Figure collection entries:

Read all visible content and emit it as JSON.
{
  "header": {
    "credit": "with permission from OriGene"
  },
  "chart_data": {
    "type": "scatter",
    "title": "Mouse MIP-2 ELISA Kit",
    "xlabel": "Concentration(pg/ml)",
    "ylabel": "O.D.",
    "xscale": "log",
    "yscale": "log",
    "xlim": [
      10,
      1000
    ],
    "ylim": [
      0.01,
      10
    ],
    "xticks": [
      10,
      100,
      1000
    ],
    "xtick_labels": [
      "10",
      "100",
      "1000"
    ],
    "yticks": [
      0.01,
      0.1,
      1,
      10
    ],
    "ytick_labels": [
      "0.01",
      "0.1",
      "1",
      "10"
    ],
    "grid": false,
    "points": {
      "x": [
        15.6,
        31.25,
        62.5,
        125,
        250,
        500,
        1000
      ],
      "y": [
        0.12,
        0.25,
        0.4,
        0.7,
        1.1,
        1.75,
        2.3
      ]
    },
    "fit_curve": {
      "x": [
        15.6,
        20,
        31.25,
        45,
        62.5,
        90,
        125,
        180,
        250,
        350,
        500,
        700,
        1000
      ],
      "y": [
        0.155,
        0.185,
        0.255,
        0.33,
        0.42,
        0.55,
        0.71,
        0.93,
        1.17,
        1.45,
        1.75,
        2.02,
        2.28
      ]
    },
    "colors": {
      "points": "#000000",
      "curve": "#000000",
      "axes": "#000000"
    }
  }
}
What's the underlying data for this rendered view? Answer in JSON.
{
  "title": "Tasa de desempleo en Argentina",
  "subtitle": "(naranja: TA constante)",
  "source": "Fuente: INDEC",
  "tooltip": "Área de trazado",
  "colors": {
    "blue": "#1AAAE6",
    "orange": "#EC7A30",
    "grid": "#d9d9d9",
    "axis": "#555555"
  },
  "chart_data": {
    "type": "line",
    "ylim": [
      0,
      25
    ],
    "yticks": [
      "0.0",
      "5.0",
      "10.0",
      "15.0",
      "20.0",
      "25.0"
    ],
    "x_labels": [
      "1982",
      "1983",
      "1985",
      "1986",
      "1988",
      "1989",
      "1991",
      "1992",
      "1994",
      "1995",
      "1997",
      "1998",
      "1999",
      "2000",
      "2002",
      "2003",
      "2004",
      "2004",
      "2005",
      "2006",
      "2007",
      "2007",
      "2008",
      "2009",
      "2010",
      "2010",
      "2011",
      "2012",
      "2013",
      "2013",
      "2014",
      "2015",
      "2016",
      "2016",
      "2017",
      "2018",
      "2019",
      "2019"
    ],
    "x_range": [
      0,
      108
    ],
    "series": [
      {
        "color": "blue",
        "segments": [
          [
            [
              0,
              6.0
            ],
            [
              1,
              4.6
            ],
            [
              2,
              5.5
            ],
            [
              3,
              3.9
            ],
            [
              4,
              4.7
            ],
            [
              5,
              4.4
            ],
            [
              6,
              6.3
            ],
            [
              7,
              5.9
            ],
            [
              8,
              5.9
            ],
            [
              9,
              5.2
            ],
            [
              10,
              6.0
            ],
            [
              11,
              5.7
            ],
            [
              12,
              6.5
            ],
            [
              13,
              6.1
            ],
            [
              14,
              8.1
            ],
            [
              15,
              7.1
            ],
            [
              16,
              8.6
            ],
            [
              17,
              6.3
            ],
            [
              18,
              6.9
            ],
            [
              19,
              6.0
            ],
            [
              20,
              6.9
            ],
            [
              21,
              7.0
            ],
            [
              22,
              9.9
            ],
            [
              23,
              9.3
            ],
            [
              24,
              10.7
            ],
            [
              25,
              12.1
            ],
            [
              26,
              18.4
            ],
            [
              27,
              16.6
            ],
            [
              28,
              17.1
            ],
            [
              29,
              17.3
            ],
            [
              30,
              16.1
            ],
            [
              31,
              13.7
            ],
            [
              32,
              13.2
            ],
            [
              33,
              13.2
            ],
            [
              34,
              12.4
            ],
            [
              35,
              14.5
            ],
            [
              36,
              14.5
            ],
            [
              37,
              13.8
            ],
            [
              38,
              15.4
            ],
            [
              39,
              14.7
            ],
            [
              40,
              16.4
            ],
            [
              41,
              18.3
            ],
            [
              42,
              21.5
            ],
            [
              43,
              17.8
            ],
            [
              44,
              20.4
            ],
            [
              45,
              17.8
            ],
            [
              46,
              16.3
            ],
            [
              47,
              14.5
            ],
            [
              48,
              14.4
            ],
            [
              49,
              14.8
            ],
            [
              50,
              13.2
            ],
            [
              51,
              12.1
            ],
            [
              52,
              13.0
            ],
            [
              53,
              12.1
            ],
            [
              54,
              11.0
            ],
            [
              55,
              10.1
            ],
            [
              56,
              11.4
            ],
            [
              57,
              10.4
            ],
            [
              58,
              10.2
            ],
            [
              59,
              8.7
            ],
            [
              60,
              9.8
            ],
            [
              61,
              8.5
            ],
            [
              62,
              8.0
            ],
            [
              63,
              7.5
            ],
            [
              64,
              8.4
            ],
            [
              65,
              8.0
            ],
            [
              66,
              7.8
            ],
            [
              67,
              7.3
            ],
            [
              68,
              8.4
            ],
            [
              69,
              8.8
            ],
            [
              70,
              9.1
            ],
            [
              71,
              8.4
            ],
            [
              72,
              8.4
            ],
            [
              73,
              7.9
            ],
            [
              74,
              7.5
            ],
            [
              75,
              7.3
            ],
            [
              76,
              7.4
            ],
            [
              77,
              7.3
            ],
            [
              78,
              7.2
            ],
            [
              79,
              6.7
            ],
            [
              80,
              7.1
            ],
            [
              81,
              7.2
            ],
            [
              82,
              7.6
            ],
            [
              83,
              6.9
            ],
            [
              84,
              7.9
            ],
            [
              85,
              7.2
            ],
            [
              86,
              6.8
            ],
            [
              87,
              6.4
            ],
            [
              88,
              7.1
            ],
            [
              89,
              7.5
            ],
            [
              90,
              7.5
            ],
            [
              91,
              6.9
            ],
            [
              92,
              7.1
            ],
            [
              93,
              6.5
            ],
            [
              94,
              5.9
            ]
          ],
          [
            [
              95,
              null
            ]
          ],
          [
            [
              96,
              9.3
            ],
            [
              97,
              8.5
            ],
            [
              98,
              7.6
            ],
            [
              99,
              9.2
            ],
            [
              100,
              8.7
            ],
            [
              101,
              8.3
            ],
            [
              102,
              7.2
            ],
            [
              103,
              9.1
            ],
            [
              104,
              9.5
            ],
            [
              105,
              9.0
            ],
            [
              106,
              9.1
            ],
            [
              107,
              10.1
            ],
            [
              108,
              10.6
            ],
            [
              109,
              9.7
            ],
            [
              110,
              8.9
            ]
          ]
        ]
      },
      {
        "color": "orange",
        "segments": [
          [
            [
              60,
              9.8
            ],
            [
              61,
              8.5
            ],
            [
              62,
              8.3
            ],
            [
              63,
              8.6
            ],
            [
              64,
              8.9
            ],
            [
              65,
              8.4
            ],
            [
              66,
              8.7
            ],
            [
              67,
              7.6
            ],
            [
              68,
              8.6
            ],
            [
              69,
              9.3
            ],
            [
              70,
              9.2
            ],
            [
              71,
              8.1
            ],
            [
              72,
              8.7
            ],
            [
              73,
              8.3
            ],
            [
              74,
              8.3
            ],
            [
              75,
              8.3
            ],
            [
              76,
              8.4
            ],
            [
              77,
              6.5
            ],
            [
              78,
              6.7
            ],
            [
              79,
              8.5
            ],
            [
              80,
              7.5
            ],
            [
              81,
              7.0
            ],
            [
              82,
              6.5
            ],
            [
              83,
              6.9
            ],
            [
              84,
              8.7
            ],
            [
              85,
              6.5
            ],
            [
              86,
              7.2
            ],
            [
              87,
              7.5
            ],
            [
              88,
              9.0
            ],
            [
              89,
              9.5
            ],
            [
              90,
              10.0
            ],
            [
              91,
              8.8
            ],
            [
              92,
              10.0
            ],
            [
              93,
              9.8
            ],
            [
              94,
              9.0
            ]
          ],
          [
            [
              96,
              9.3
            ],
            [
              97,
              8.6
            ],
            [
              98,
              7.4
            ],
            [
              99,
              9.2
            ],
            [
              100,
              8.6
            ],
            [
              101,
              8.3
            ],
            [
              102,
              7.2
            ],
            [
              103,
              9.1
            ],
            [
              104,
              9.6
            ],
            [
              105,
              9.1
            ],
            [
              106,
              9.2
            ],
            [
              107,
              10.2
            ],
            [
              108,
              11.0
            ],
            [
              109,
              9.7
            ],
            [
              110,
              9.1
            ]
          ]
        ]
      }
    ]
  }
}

(Your task) Copy each line containing the word "JSON" from the data.

(Answer to the problem)
Read all visible content and emit it as JSON.
What's the underlying data for this rendered view? Answer in JSON.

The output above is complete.